• _Problem_
Work out how many lines of the records hold the string "this", and reply with that number alone.

START Data to use

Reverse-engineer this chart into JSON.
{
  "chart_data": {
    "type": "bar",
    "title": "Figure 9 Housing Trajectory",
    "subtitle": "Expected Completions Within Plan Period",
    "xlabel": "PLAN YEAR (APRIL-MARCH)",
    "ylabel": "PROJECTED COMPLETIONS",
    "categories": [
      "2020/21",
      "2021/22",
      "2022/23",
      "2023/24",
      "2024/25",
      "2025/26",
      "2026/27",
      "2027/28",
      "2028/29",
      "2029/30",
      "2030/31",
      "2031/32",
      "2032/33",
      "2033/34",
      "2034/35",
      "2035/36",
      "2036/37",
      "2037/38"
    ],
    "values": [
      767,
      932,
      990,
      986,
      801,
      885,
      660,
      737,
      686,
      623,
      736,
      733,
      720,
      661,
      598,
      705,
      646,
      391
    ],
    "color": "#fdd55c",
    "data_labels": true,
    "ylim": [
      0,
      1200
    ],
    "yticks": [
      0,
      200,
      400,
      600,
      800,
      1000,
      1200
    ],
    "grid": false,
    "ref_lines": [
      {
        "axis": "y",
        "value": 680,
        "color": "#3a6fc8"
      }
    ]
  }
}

END Data to use
START Data to use

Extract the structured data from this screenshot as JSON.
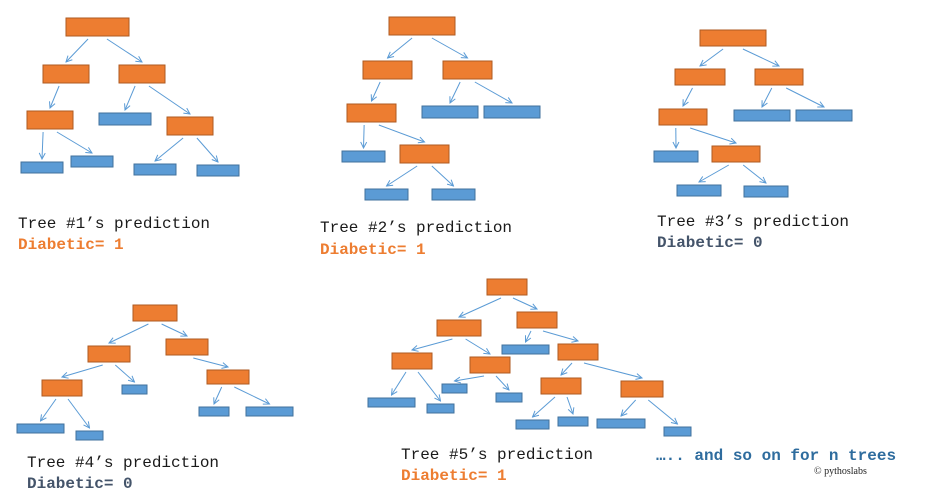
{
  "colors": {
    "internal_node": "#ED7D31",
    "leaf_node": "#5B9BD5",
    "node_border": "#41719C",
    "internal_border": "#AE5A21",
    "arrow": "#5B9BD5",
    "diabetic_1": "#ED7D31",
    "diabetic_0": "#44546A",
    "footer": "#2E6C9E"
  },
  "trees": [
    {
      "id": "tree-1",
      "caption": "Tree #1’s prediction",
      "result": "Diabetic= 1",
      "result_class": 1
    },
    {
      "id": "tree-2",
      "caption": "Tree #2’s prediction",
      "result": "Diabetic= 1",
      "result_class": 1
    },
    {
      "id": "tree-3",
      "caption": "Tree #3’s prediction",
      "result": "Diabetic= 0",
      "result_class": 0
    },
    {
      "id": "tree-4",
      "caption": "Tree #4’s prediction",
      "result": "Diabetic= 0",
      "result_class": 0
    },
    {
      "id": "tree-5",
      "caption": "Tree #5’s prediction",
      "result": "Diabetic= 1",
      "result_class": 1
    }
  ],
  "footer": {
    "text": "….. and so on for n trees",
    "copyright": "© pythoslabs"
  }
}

END Data to use
START Data to use

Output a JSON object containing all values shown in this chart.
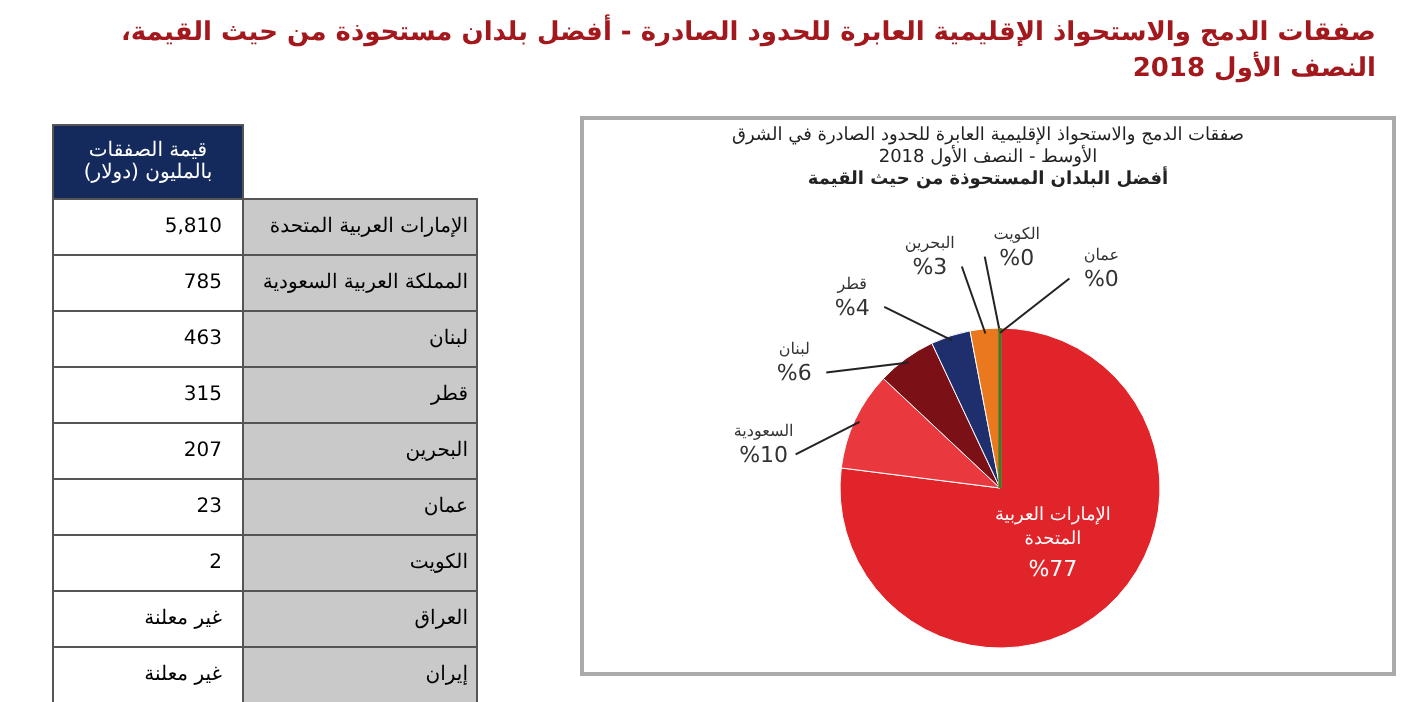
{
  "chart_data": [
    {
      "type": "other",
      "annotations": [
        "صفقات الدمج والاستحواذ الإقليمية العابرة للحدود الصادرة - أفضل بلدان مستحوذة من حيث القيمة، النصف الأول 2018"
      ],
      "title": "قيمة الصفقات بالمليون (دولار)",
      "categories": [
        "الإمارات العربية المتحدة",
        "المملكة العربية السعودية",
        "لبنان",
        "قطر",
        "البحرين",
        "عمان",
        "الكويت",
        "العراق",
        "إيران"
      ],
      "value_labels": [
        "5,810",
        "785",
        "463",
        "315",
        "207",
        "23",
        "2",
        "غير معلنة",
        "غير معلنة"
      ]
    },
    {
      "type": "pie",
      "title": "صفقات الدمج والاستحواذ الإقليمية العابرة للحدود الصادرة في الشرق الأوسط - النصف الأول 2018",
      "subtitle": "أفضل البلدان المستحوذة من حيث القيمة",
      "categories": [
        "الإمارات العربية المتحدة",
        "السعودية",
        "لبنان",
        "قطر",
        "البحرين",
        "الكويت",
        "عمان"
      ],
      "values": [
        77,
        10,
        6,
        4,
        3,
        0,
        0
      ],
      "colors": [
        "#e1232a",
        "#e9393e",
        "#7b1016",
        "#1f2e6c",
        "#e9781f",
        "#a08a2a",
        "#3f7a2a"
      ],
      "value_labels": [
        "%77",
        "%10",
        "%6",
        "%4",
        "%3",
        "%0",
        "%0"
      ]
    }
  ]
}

END Data to use

• _Task response_
3